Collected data
-- start --
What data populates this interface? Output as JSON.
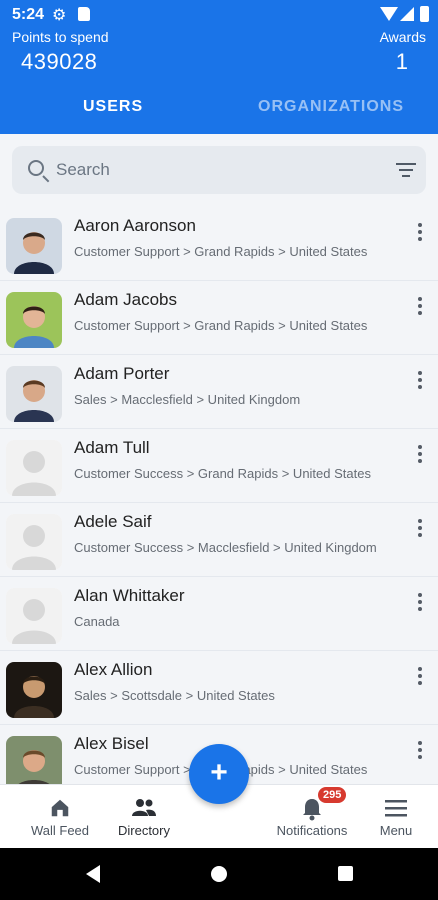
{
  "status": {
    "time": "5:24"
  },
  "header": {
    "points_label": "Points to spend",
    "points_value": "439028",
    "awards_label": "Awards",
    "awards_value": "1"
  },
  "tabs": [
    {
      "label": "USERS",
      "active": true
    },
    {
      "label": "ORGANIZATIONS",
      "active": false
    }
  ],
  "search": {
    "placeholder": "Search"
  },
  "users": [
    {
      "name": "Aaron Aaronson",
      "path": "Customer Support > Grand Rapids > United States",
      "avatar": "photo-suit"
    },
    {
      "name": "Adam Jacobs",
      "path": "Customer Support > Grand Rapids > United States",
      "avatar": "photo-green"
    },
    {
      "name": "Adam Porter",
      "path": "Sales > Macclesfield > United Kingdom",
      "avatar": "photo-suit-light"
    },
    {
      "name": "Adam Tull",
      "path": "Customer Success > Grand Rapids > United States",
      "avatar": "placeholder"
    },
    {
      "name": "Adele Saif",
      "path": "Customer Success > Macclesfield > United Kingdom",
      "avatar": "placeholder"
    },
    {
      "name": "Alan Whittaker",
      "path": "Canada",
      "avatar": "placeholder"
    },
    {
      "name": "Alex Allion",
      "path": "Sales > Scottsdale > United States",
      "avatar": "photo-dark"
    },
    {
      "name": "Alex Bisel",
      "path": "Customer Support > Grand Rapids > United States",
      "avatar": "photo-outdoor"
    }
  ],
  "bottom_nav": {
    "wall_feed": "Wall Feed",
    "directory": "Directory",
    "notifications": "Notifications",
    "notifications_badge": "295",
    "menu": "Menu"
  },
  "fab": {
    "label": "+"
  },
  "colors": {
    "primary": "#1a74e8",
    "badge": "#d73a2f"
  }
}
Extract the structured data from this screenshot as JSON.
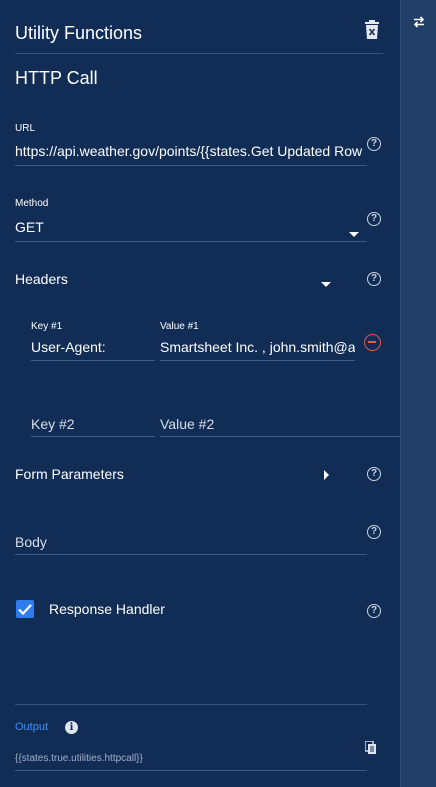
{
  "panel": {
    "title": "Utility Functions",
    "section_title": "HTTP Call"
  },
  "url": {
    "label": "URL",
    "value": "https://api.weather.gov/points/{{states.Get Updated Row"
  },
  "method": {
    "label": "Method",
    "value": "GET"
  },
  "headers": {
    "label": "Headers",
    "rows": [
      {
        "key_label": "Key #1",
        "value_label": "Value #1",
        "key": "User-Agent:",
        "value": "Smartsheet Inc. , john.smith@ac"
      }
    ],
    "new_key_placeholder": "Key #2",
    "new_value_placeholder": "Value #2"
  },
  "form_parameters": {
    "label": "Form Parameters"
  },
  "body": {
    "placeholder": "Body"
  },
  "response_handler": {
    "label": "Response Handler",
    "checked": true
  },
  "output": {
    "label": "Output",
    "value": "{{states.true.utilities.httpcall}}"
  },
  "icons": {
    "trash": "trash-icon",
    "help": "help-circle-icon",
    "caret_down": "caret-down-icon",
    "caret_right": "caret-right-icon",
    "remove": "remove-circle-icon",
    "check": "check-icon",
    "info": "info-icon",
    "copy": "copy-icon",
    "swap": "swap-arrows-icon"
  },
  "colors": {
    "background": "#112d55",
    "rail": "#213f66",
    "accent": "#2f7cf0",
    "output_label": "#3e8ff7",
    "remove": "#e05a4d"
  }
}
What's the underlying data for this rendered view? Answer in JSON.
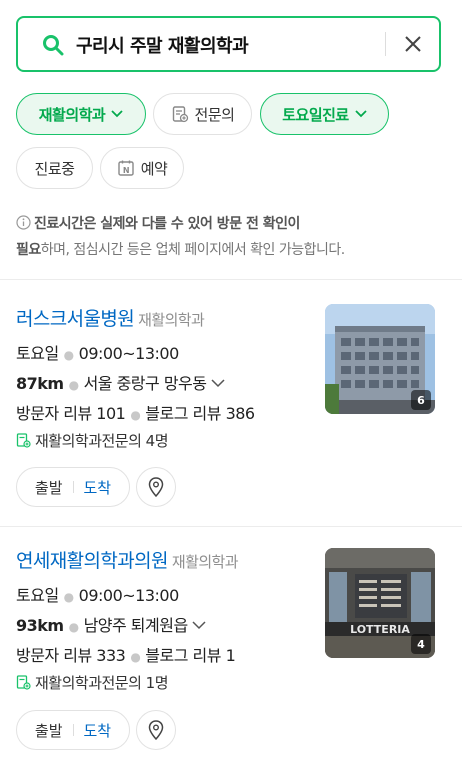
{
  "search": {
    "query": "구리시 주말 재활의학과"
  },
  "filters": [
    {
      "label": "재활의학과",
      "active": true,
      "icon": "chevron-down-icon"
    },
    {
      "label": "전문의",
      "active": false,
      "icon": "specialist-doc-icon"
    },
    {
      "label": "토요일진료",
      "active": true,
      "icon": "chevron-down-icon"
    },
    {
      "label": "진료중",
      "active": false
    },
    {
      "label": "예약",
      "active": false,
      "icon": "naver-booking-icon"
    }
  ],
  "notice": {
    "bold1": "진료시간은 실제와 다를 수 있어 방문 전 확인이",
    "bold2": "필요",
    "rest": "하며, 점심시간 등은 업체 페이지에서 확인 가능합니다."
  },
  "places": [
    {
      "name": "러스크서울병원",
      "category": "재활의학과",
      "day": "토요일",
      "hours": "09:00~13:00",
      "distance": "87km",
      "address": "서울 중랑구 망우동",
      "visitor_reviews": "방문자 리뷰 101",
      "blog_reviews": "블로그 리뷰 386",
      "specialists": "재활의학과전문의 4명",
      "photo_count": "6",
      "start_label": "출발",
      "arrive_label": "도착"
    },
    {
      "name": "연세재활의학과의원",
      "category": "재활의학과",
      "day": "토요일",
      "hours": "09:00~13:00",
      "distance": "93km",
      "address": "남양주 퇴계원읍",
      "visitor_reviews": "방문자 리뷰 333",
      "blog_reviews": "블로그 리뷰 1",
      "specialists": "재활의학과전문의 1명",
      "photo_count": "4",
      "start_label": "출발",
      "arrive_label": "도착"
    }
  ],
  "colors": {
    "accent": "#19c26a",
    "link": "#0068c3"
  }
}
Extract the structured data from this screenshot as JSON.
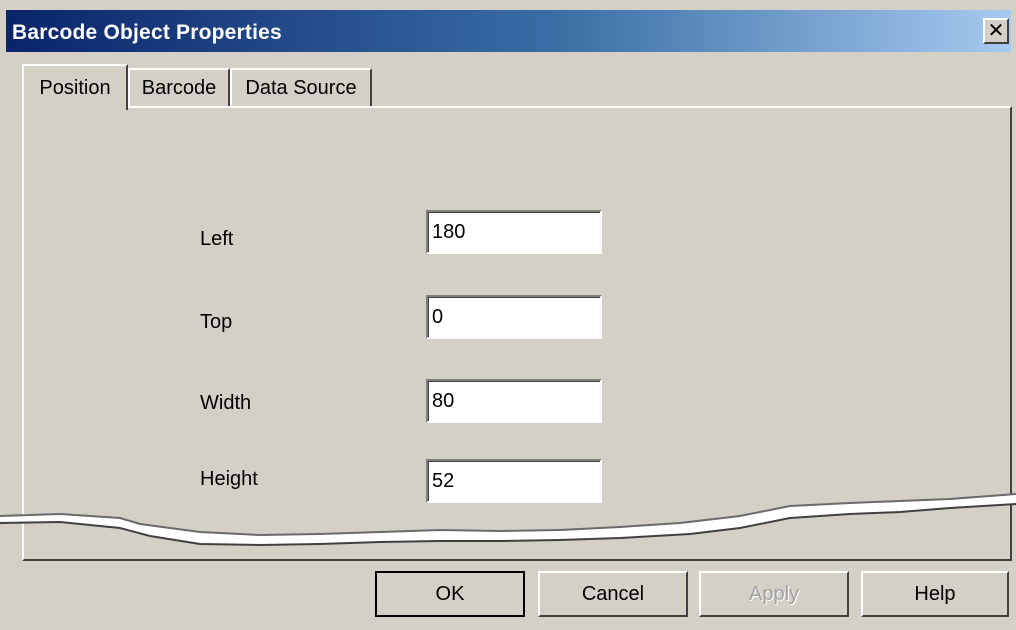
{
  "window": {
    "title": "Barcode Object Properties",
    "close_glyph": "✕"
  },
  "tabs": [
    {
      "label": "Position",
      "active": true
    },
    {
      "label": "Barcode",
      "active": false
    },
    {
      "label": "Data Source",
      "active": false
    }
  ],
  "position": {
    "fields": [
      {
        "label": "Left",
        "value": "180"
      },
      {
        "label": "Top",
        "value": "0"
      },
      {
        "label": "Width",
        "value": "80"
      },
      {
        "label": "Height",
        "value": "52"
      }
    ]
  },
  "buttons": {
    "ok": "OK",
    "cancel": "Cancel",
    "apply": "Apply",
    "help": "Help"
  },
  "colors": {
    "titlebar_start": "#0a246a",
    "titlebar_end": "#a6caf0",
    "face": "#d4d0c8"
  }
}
-- end --
# Aim of the task:
Make an exact copy of the records shown above, without the pictures.

# Result for this exercise:
What data populates this interface? Output as JSON.
{
  "status": {
    "time": "5:24"
  },
  "header": {
    "points_label": "Points to spend",
    "points_value": "439028",
    "awards_label": "Awards",
    "awards_value": "1"
  },
  "tabs": [
    {
      "label": "USERS",
      "active": true
    },
    {
      "label": "ORGANIZATIONS",
      "active": false
    }
  ],
  "search": {
    "placeholder": "Search"
  },
  "users": [
    {
      "name": "Aaron Aaronson",
      "path": "Customer Support > Grand Rapids > United States",
      "avatar": "photo-suit"
    },
    {
      "name": "Adam Jacobs",
      "path": "Customer Support > Grand Rapids > United States",
      "avatar": "photo-green"
    },
    {
      "name": "Adam Porter",
      "path": "Sales > Macclesfield > United Kingdom",
      "avatar": "photo-suit-light"
    },
    {
      "name": "Adam Tull",
      "path": "Customer Success > Grand Rapids > United States",
      "avatar": "placeholder"
    },
    {
      "name": "Adele Saif",
      "path": "Customer Success > Macclesfield > United Kingdom",
      "avatar": "placeholder"
    },
    {
      "name": "Alan Whittaker",
      "path": "Canada",
      "avatar": "placeholder"
    },
    {
      "name": "Alex Allion",
      "path": "Sales > Scottsdale > United States",
      "avatar": "photo-dark"
    },
    {
      "name": "Alex Bisel",
      "path": "Customer Support > Grand Rapids > United States",
      "avatar": "photo-outdoor"
    }
  ],
  "bottom_nav": {
    "wall_feed": "Wall Feed",
    "directory": "Directory",
    "notifications": "Notifications",
    "notifications_badge": "295",
    "menu": "Menu"
  },
  "fab": {
    "label": "+"
  },
  "colors": {
    "primary": "#1a74e8",
    "badge": "#d73a2f"
  }
}
Extract the structured data from this screenshot as JSON.
{
  "panel": {
    "title": "Utility Functions",
    "section_title": "HTTP Call"
  },
  "url": {
    "label": "URL",
    "value": "https://api.weather.gov/points/{{states.Get Updated Row"
  },
  "method": {
    "label": "Method",
    "value": "GET"
  },
  "headers": {
    "label": "Headers",
    "rows": [
      {
        "key_label": "Key #1",
        "value_label": "Value #1",
        "key": "User-Agent:",
        "value": "Smartsheet Inc. , john.smith@ac"
      }
    ],
    "new_key_placeholder": "Key #2",
    "new_value_placeholder": "Value #2"
  },
  "form_parameters": {
    "label": "Form Parameters"
  },
  "body": {
    "placeholder": "Body"
  },
  "response_handler": {
    "label": "Response Handler",
    "checked": true
  },
  "output": {
    "label": "Output",
    "value": "{{states.true.utilities.httpcall}}"
  },
  "icons": {
    "trash": "trash-icon",
    "help": "help-circle-icon",
    "caret_down": "caret-down-icon",
    "caret_right": "caret-right-icon",
    "remove": "remove-circle-icon",
    "check": "check-icon",
    "info": "info-icon",
    "copy": "copy-icon",
    "swap": "swap-arrows-icon"
  },
  "colors": {
    "background": "#112d55",
    "rail": "#213f66",
    "accent": "#2f7cf0",
    "output_label": "#3e8ff7",
    "remove": "#e05a4d"
  }
}
What's the underlying data for this rendered view? Answer in JSON.
{
  "search": {
    "query": "구리시 주말 재활의학과"
  },
  "filters": [
    {
      "label": "재활의학과",
      "active": true,
      "icon": "chevron-down-icon"
    },
    {
      "label": "전문의",
      "active": false,
      "icon": "specialist-doc-icon"
    },
    {
      "label": "토요일진료",
      "active": true,
      "icon": "chevron-down-icon"
    },
    {
      "label": "진료중",
      "active": false
    },
    {
      "label": "예약",
      "active": false,
      "icon": "naver-booking-icon"
    }
  ],
  "notice": {
    "bold1": "진료시간은 실제와 다를 수 있어 방문 전 확인이",
    "bold2": "필요",
    "rest": "하며, 점심시간 등은 업체 페이지에서 확인 가능합니다."
  },
  "places": [
    {
      "name": "러스크서울병원",
      "category": "재활의학과",
      "day": "토요일",
      "hours": "09:00~13:00",
      "distance": "87km",
      "address": "서울 중랑구 망우동",
      "visitor_reviews": "방문자 리뷰 101",
      "blog_reviews": "블로그 리뷰 386",
      "specialists": "재활의학과전문의 4명",
      "photo_count": "6",
      "start_label": "출발",
      "arrive_label": "도착"
    },
    {
      "name": "연세재활의학과의원",
      "category": "재활의학과",
      "day": "토요일",
      "hours": "09:00~13:00",
      "distance": "93km",
      "address": "남양주 퇴계원읍",
      "visitor_reviews": "방문자 리뷰 333",
      "blog_reviews": "블로그 리뷰 1",
      "specialists": "재활의학과전문의 1명",
      "photo_count": "4",
      "start_label": "출발",
      "arrive_label": "도착"
    }
  ],
  "colors": {
    "accent": "#19c26a",
    "link": "#0068c3"
  }
}
Extract the structured data from this screenshot as JSON.
{
  "window": {
    "title": "Barcode Object Properties",
    "close_glyph": "✕"
  },
  "tabs": [
    {
      "label": "Position",
      "active": true
    },
    {
      "label": "Barcode",
      "active": false
    },
    {
      "label": "Data Source",
      "active": false
    }
  ],
  "position": {
    "fields": [
      {
        "label": "Left",
        "value": "180"
      },
      {
        "label": "Top",
        "value": "0"
      },
      {
        "label": "Width",
        "value": "80"
      },
      {
        "label": "Height",
        "value": "52"
      }
    ]
  },
  "buttons": {
    "ok": "OK",
    "cancel": "Cancel",
    "apply": "Apply",
    "help": "Help"
  },
  "colors": {
    "titlebar_start": "#0a246a",
    "titlebar_end": "#a6caf0",
    "face": "#d4d0c8"
  }
}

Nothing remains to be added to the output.